:: EXERCISE INPUT
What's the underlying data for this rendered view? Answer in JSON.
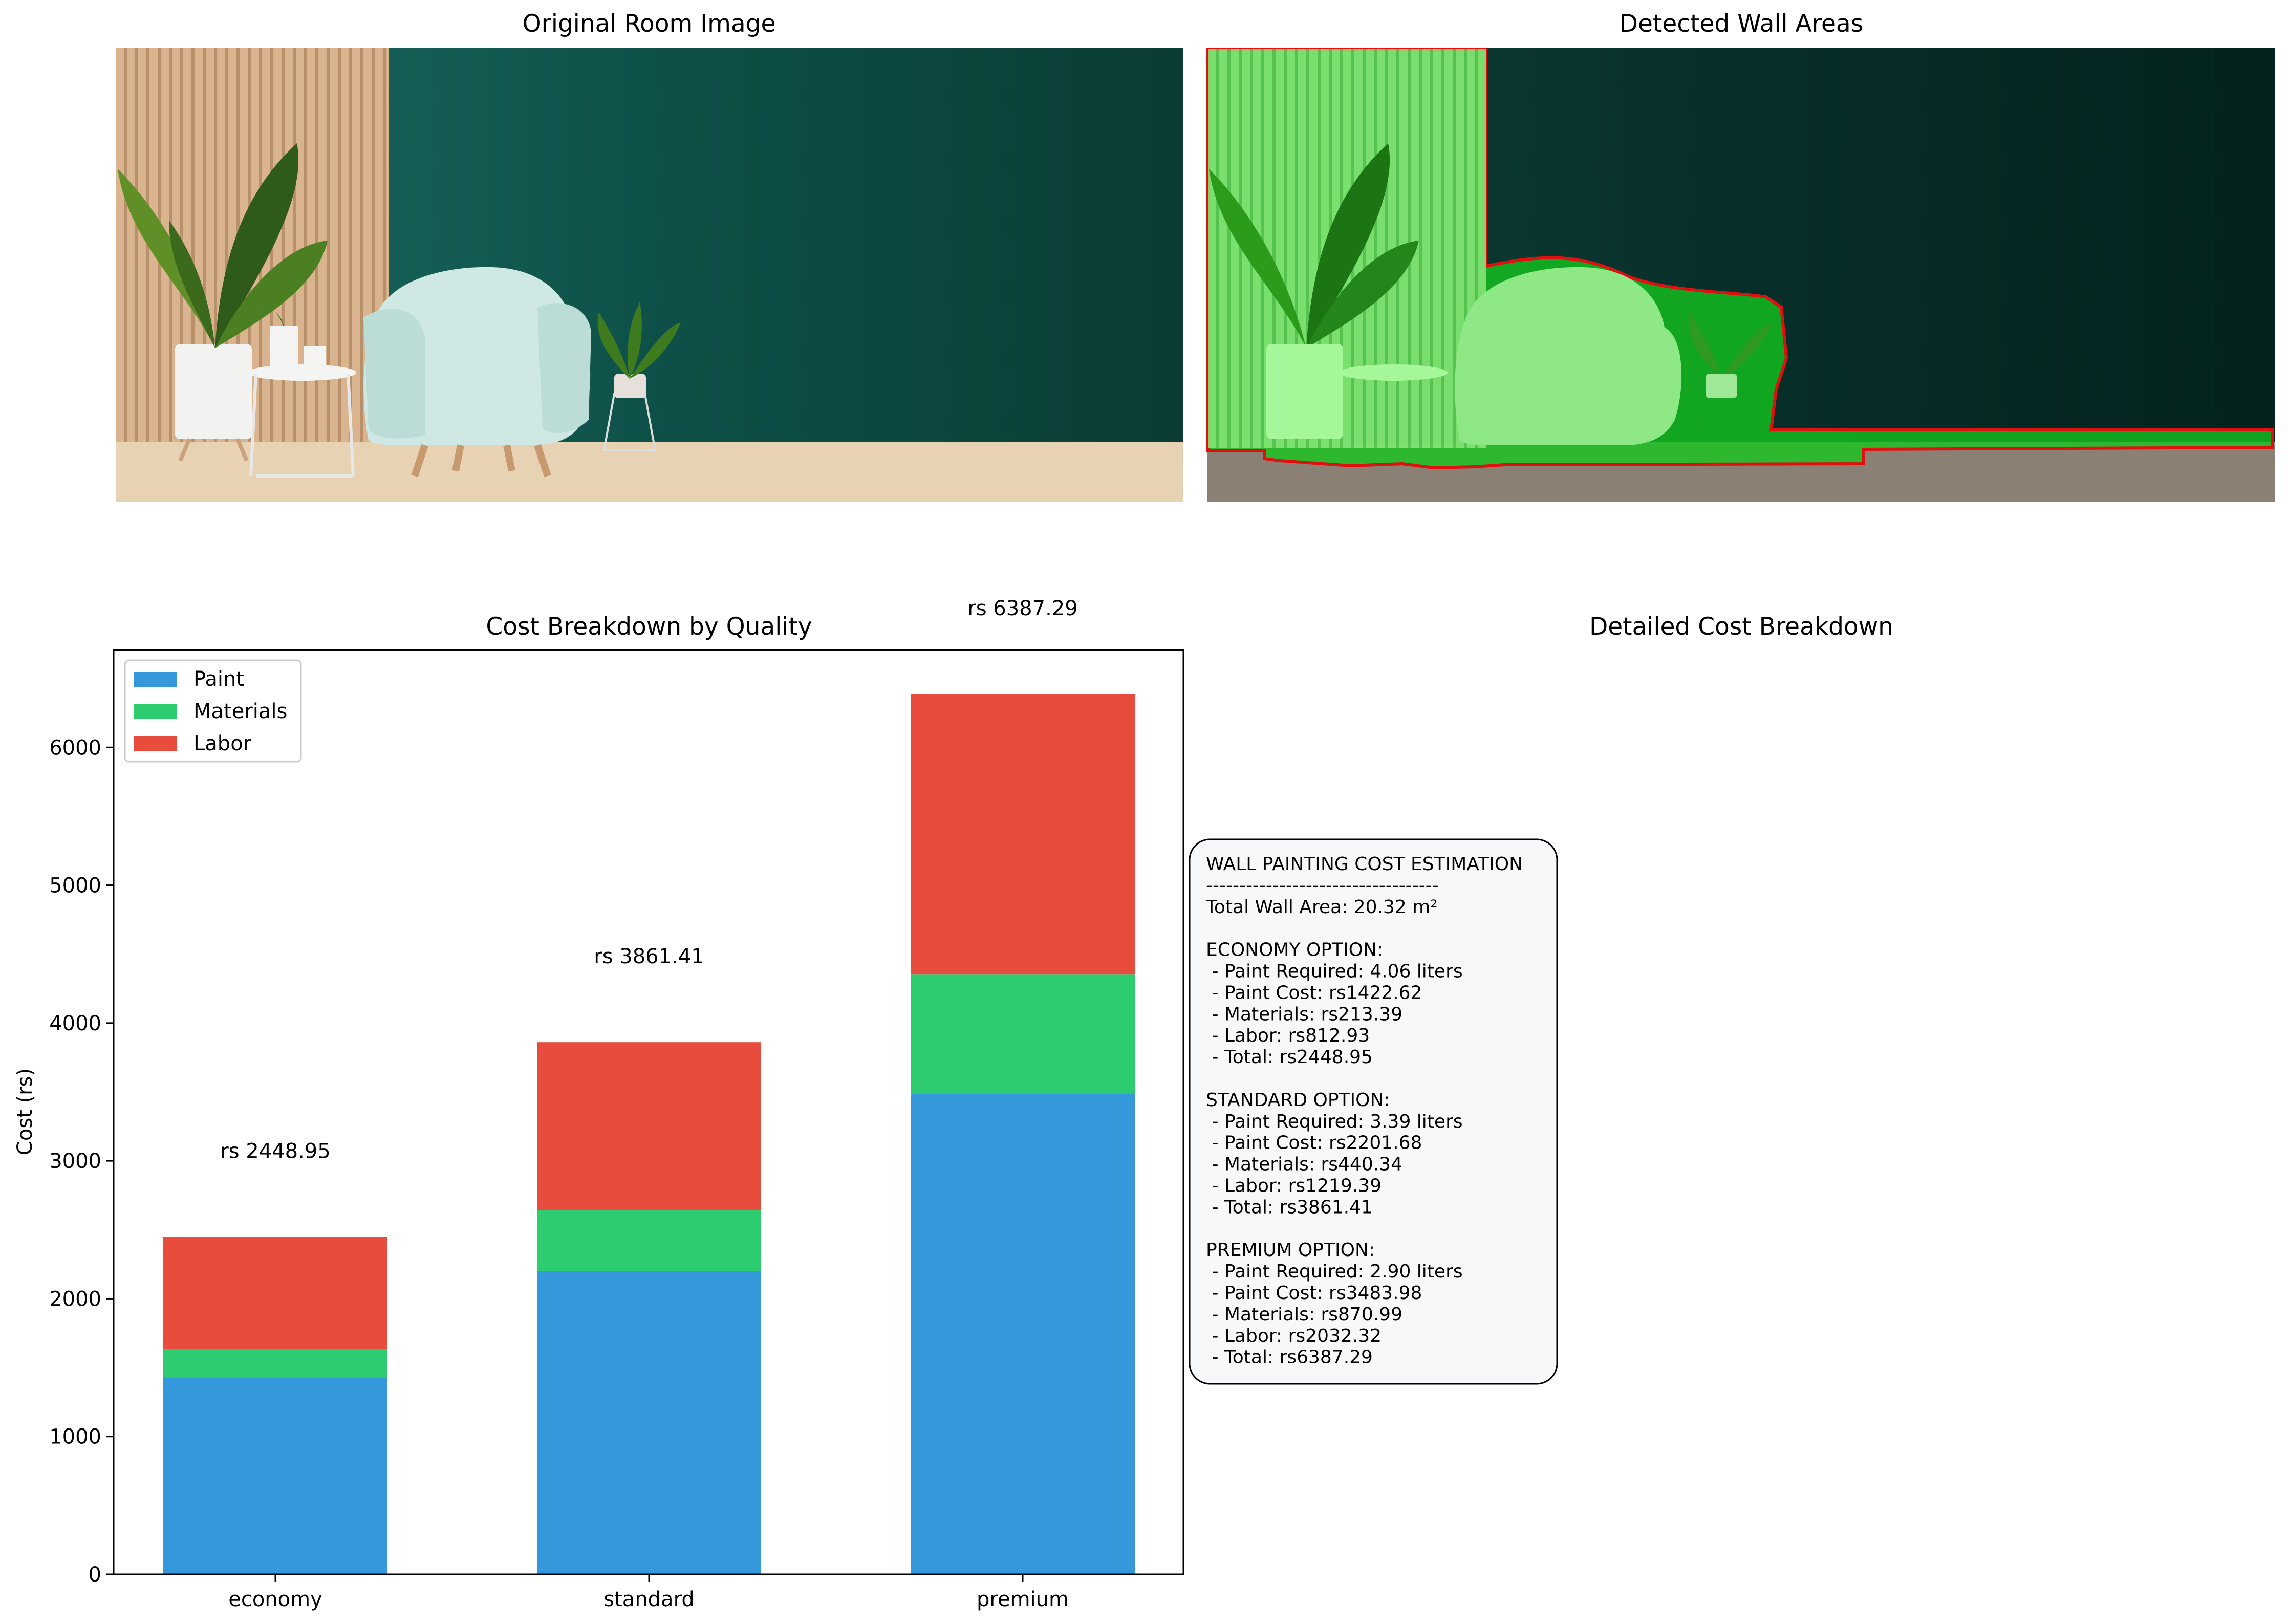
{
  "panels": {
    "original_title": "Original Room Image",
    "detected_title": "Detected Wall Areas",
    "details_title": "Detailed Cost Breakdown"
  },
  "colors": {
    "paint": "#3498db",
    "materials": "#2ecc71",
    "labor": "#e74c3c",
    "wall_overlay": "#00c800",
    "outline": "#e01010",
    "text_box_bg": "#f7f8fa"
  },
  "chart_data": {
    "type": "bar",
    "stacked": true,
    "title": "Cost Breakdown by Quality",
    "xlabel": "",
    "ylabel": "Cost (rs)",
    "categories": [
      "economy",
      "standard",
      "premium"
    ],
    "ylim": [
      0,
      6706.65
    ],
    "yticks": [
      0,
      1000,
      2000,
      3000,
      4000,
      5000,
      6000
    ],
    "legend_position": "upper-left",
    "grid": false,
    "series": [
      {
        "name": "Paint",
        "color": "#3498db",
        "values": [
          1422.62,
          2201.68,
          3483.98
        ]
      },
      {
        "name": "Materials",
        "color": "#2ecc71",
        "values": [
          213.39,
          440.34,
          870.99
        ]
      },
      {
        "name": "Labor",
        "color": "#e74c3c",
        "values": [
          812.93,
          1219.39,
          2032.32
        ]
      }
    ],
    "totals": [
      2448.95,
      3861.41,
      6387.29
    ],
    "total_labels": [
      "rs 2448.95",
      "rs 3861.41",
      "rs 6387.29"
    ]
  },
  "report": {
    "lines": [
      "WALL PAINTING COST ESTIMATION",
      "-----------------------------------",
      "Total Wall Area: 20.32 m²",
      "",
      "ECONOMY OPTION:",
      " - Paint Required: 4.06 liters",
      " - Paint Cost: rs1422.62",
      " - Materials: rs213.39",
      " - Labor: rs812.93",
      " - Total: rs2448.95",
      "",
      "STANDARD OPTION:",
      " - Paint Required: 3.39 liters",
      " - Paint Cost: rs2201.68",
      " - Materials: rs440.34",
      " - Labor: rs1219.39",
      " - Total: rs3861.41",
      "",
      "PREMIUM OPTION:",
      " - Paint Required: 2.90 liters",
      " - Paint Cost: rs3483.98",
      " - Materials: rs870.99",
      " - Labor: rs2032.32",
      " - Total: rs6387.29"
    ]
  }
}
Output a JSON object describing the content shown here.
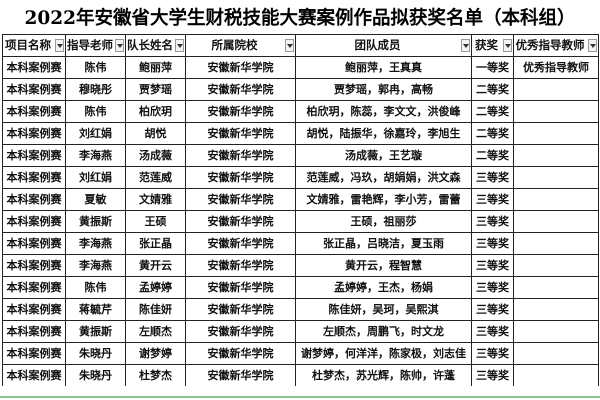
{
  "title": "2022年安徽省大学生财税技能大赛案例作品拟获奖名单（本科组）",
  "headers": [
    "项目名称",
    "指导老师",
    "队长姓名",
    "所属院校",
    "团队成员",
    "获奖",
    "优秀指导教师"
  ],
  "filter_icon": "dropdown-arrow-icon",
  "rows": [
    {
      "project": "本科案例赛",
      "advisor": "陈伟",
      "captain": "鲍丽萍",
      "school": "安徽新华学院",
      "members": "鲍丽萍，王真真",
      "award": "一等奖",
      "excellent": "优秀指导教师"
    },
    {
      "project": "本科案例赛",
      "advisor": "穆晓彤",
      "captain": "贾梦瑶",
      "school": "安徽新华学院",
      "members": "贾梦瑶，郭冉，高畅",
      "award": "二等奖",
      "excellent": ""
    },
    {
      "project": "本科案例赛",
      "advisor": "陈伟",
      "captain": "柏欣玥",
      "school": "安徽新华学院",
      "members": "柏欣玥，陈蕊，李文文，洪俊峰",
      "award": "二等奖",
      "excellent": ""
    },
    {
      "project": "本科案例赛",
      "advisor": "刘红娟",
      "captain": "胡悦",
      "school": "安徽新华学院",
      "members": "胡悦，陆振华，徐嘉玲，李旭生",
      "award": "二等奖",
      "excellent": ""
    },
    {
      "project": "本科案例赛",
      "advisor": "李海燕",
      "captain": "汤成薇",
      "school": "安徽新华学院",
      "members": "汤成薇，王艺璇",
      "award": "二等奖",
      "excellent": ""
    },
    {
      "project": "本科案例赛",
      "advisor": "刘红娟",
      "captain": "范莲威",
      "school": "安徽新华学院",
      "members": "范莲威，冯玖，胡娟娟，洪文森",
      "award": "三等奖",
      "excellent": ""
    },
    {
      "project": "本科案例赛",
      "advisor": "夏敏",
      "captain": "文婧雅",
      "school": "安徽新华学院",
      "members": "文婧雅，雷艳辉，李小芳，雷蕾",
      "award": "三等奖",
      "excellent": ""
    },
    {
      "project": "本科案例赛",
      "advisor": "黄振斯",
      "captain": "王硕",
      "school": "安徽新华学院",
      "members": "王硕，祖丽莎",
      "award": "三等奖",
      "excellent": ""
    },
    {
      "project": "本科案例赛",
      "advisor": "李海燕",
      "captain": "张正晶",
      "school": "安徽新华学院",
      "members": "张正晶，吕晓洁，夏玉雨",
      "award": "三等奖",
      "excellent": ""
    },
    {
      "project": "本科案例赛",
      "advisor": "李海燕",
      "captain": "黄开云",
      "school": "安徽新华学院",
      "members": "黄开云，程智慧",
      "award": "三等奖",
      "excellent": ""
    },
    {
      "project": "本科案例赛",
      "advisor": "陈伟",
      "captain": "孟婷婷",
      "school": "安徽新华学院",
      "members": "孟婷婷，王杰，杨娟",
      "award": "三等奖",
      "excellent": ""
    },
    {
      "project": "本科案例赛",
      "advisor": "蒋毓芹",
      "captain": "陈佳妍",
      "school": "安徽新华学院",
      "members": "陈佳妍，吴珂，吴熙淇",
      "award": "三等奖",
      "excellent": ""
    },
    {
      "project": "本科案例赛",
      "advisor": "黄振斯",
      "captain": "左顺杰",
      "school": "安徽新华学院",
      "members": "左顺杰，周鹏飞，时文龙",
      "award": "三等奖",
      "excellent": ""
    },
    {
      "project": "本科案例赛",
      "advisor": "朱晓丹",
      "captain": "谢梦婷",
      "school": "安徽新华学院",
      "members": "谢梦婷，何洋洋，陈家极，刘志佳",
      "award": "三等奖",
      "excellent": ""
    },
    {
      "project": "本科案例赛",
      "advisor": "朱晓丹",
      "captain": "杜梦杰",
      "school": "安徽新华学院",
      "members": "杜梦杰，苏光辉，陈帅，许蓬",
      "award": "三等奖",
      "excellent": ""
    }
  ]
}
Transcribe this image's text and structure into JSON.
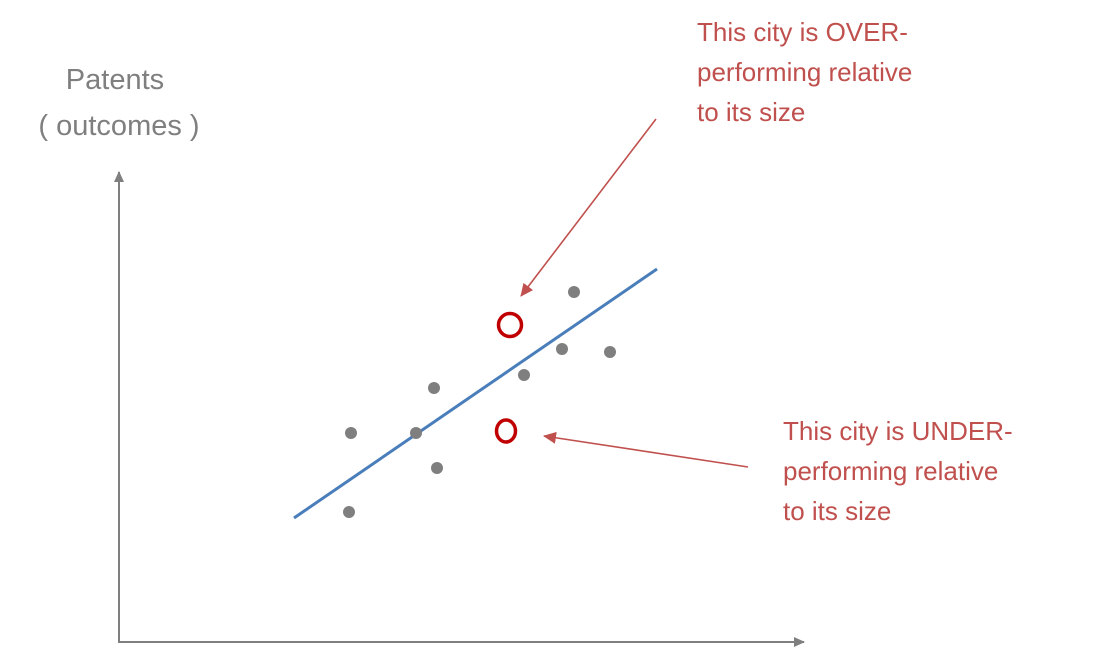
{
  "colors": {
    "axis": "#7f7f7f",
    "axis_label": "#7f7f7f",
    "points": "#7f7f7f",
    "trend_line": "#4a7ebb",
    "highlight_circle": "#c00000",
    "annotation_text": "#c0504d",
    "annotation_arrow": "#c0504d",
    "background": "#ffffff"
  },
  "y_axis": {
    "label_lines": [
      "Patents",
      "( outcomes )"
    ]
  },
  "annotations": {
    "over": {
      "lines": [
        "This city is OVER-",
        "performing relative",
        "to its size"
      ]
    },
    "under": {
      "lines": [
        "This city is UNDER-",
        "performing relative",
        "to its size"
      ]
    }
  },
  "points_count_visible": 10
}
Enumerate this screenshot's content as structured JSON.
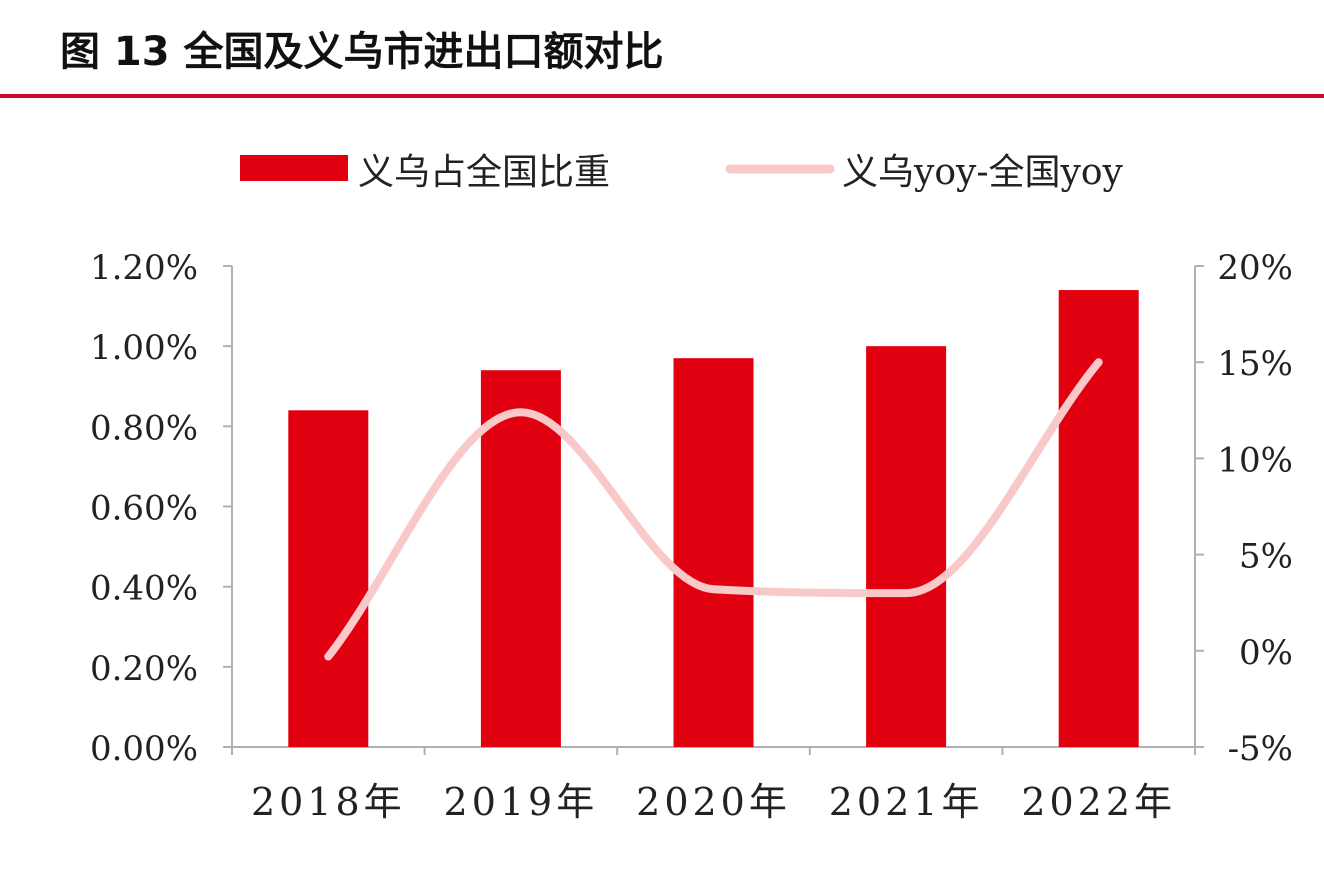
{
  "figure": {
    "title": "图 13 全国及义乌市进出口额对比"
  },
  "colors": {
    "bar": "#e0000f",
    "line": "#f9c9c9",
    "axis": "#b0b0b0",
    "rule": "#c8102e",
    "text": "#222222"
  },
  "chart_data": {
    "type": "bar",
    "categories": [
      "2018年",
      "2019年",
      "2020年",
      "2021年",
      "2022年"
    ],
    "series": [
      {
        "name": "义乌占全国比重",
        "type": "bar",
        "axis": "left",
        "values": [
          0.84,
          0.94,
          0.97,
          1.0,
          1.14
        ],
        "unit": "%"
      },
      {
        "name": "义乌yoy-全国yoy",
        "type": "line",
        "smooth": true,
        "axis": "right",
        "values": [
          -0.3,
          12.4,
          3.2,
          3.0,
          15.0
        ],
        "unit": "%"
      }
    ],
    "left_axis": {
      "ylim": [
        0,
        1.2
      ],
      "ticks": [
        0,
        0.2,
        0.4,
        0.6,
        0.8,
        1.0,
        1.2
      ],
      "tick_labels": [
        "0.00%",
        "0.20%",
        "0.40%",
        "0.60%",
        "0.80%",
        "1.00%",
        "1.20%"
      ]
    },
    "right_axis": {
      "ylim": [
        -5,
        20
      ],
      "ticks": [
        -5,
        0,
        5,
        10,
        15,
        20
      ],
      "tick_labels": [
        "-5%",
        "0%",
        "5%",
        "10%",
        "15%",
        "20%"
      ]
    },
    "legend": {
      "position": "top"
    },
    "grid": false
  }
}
::::
**YOUR INSTRUCTIONS:**
Find all the lines containing "content" in the material, then copy them.

**COMPLETED EXERCISE:**
Output a JSON object describing the content shown here.
Enumerate this screenshot's content as structured JSON.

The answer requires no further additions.